**GIVEN INFORMATION:**
____________
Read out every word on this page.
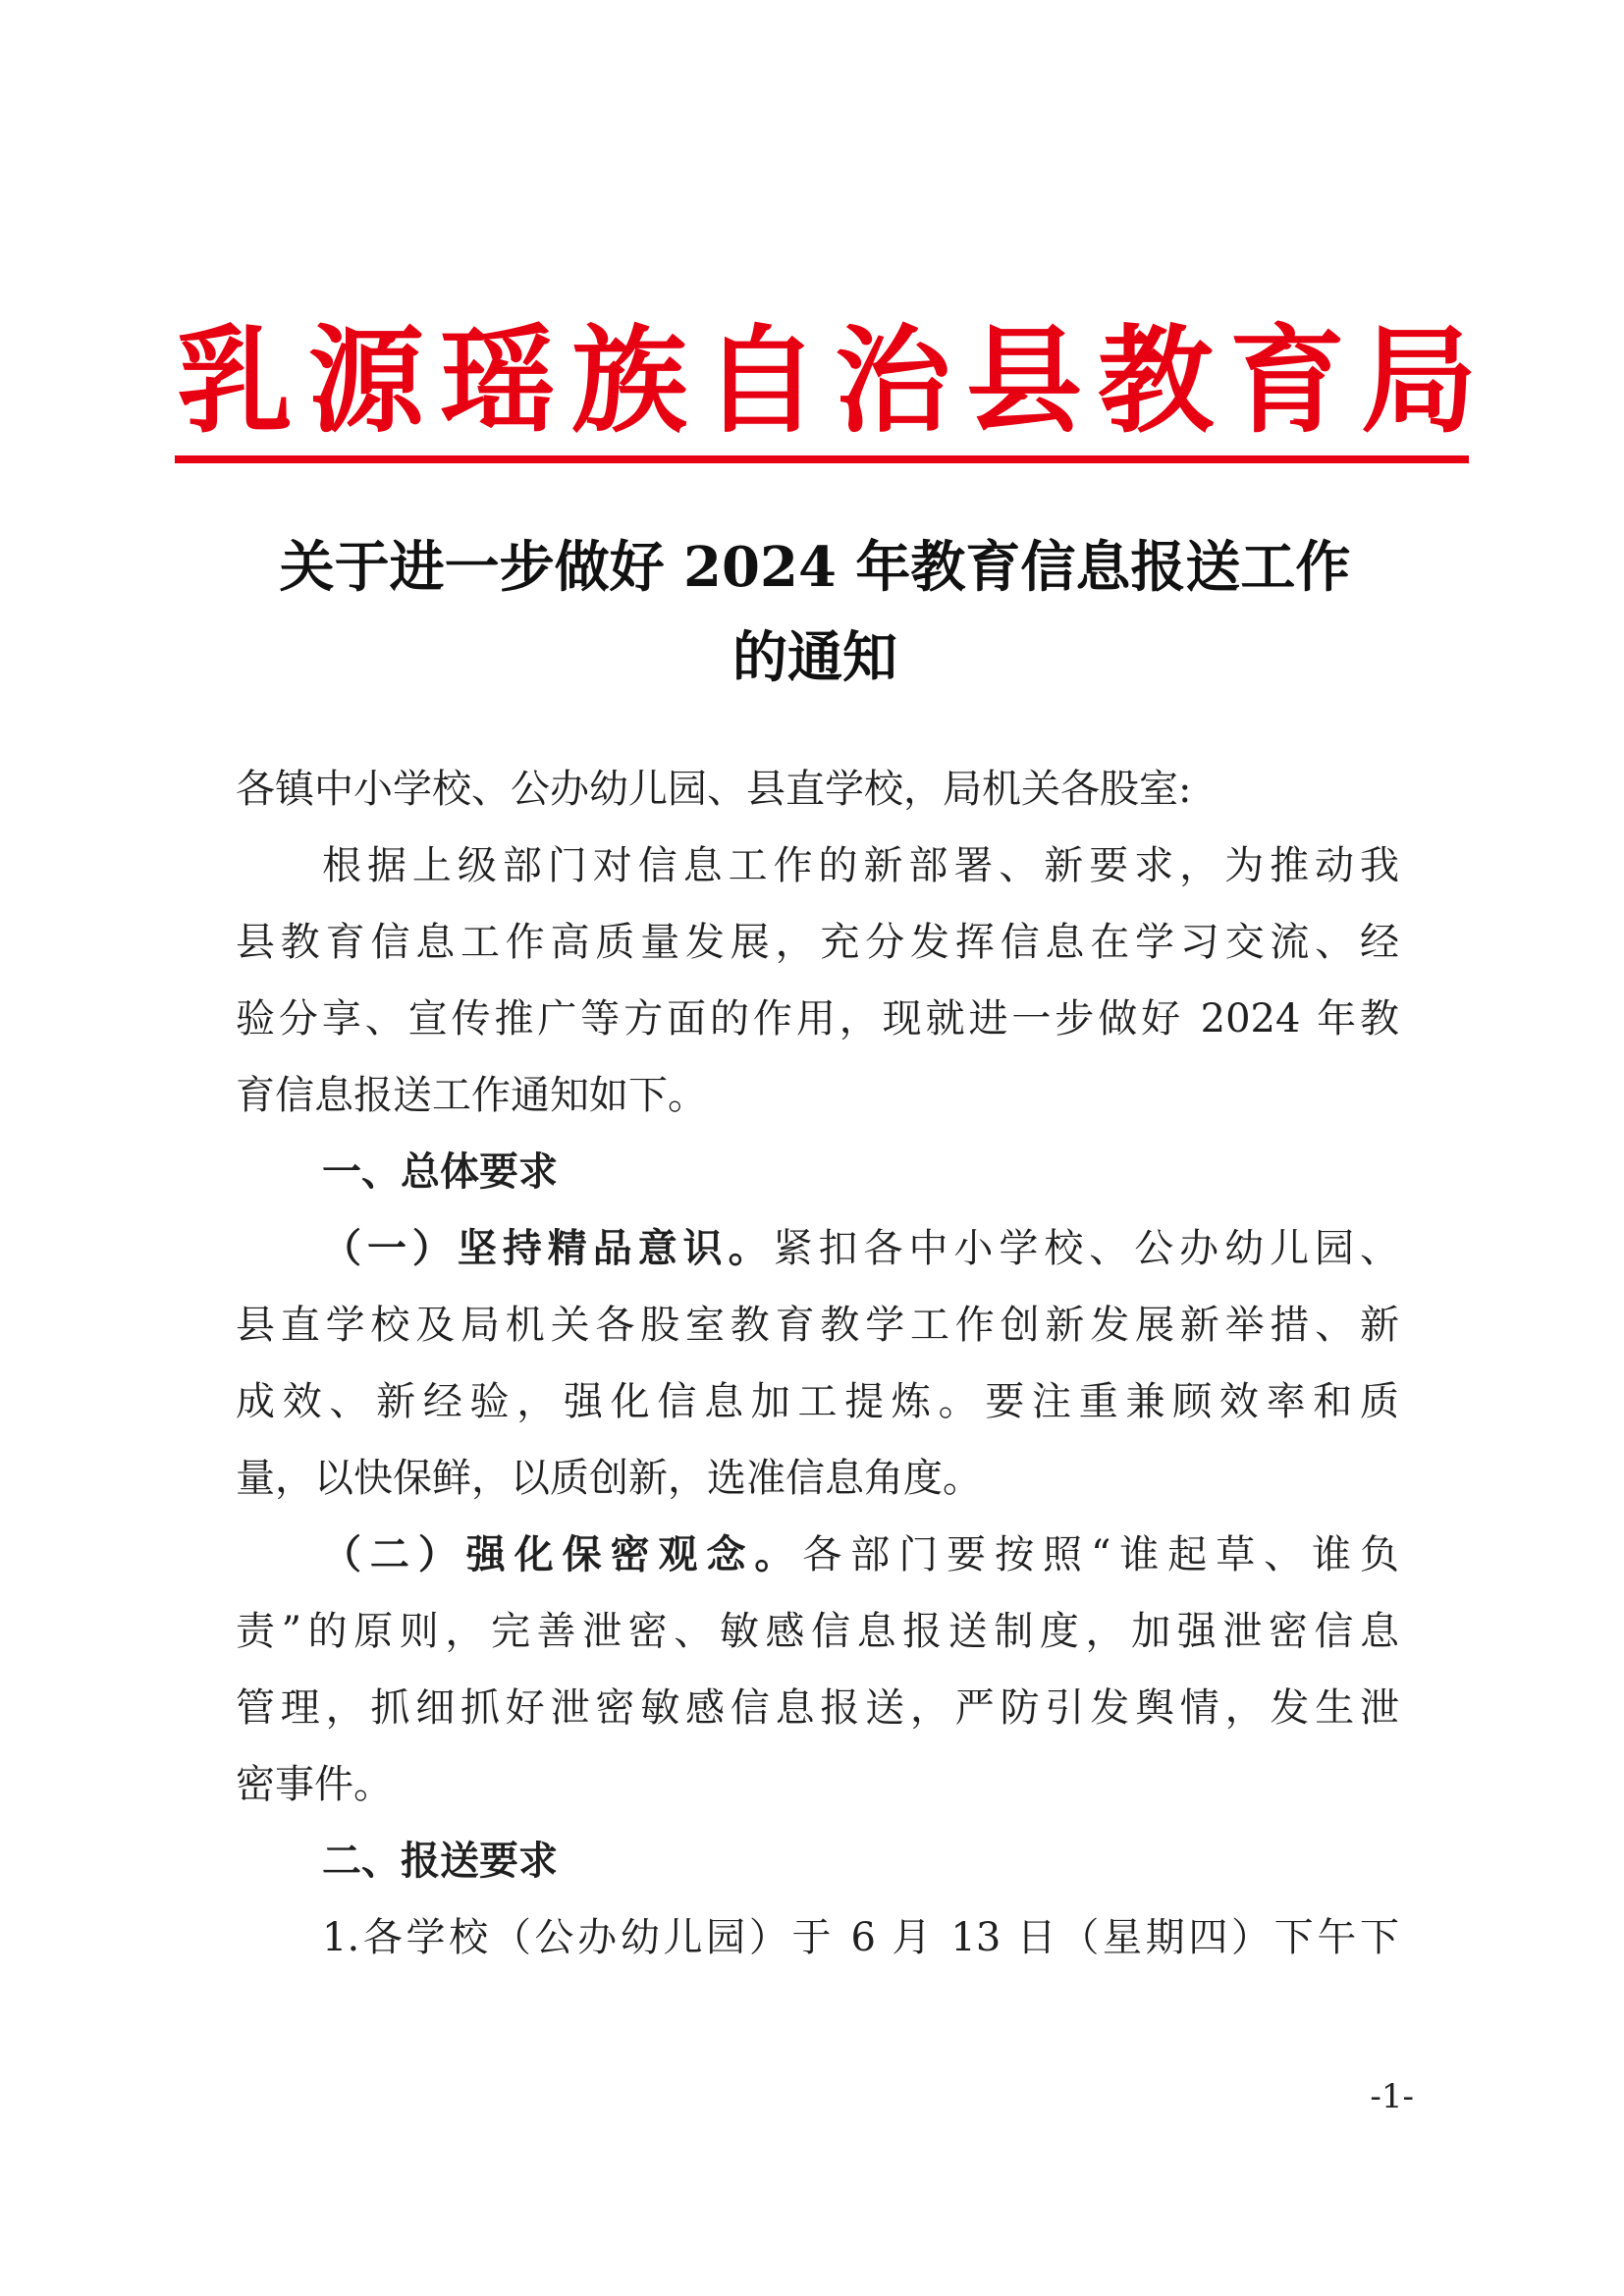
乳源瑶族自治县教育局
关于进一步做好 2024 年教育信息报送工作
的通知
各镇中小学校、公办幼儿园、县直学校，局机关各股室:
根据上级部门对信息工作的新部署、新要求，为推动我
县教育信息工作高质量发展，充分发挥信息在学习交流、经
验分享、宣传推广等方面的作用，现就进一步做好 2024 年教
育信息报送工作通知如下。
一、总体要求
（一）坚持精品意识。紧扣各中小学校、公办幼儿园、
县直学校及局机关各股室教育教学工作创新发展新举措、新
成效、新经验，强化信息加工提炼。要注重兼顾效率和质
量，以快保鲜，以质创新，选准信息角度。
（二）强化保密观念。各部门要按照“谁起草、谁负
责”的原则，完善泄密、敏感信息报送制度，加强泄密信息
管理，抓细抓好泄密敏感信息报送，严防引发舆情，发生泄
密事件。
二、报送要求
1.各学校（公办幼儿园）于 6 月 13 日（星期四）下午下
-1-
____________
**STATED PROBLEM:** Copy out the whole listing exactly, and don't carry over any pictures.

**EXERCISE OUTPUT:**
Read out every word on this page.
乳源瑶族自治县教育局
关于进一步做好 2024 年教育信息报送工作
的通知
各镇中小学校、公办幼儿园、县直学校，局机关各股室:
根据上级部门对信息工作的新部署、新要求，为推动我
县教育信息工作高质量发展，充分发挥信息在学习交流、经
验分享、宣传推广等方面的作用，现就进一步做好 2024 年教
育信息报送工作通知如下。
一、总体要求
（一）坚持精品意识。紧扣各中小学校、公办幼儿园、
县直学校及局机关各股室教育教学工作创新发展新举措、新
成效、新经验，强化信息加工提炼。要注重兼顾效率和质
量，以快保鲜，以质创新，选准信息角度。
（二）强化保密观念。各部门要按照“谁起草、谁负
责”的原则，完善泄密、敏感信息报送制度，加强泄密信息
管理，抓细抓好泄密敏感信息报送，严防引发舆情，发生泄
密事件。
二、报送要求
1.各学校（公办幼儿园）于 6 月 13 日（星期四）下午下
-1-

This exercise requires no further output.